| EXERCISE |
Pick out each line in these entries that contains the string "Radius".

| GIVEN DATA |

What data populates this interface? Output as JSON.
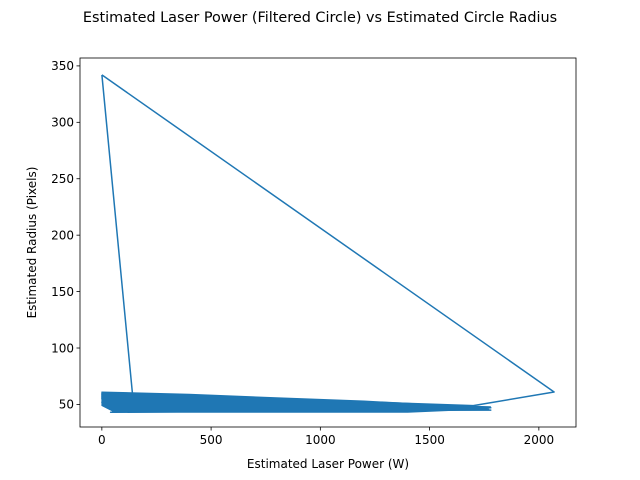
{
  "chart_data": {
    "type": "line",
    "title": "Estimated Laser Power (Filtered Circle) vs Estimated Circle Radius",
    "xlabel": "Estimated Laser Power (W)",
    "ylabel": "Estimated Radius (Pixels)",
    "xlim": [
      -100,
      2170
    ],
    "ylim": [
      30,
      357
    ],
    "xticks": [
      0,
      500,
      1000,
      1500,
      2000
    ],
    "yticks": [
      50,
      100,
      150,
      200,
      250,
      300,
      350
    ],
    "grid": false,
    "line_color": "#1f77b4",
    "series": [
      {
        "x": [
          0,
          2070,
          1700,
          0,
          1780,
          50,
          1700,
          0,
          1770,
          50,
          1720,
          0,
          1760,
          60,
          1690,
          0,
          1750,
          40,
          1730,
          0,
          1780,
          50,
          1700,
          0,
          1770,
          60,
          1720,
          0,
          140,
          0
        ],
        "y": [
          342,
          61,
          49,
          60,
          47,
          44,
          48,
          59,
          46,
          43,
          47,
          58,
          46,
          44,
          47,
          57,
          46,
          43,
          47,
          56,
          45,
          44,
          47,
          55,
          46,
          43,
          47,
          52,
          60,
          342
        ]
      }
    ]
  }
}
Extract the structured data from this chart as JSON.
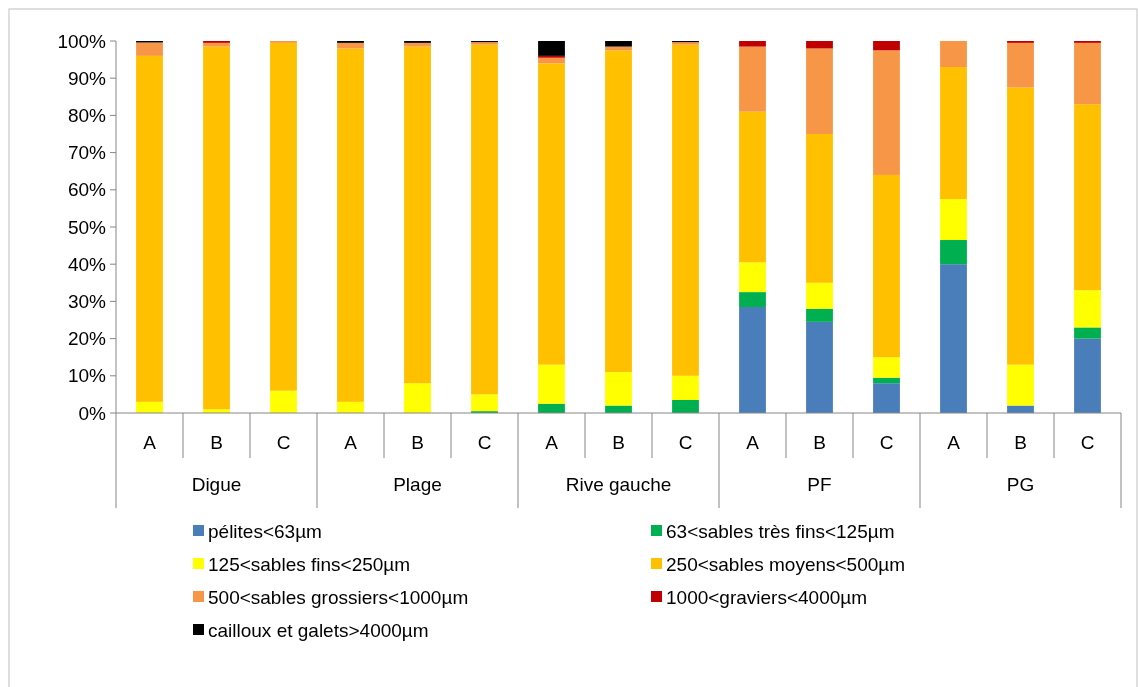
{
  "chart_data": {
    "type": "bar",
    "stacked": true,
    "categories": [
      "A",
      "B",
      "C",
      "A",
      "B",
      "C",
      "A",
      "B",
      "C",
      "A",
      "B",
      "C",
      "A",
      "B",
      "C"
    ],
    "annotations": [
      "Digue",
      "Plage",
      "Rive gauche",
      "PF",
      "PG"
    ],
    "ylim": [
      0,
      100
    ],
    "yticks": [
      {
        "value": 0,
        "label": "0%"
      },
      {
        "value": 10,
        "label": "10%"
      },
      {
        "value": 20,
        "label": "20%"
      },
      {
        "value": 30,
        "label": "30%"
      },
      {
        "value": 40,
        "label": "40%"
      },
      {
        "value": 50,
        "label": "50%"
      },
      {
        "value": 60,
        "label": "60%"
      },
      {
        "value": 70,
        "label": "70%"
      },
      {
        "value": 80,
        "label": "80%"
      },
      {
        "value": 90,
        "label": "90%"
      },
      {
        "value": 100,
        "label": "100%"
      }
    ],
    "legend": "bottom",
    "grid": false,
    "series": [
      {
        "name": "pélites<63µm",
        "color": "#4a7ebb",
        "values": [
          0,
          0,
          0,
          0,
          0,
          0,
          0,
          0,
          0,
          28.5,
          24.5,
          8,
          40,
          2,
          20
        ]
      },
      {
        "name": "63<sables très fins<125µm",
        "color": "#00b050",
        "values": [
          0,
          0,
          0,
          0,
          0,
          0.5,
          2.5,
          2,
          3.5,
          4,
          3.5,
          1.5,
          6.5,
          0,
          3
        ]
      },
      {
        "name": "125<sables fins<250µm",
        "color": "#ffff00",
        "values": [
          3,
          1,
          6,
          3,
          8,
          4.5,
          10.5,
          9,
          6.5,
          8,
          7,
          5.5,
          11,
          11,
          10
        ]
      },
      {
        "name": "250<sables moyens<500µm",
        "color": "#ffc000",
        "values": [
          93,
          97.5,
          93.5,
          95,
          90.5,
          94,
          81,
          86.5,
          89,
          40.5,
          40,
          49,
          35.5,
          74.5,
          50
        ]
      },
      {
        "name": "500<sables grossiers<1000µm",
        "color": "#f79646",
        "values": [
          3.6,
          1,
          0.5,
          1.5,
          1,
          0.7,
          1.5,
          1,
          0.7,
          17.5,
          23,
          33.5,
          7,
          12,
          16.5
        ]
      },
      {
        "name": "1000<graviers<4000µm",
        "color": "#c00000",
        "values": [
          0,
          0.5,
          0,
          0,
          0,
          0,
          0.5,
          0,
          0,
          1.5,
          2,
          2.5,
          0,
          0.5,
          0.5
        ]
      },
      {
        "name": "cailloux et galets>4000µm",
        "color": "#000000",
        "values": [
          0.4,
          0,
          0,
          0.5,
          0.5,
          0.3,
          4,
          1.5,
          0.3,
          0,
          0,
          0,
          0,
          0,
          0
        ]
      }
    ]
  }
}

| THE OUTPUT |
    "title": "Estimated Laser Power (Filtered Circle) vs Estimated Circle Radius",
    "ylabel": "Estimated Radius (Pixels)",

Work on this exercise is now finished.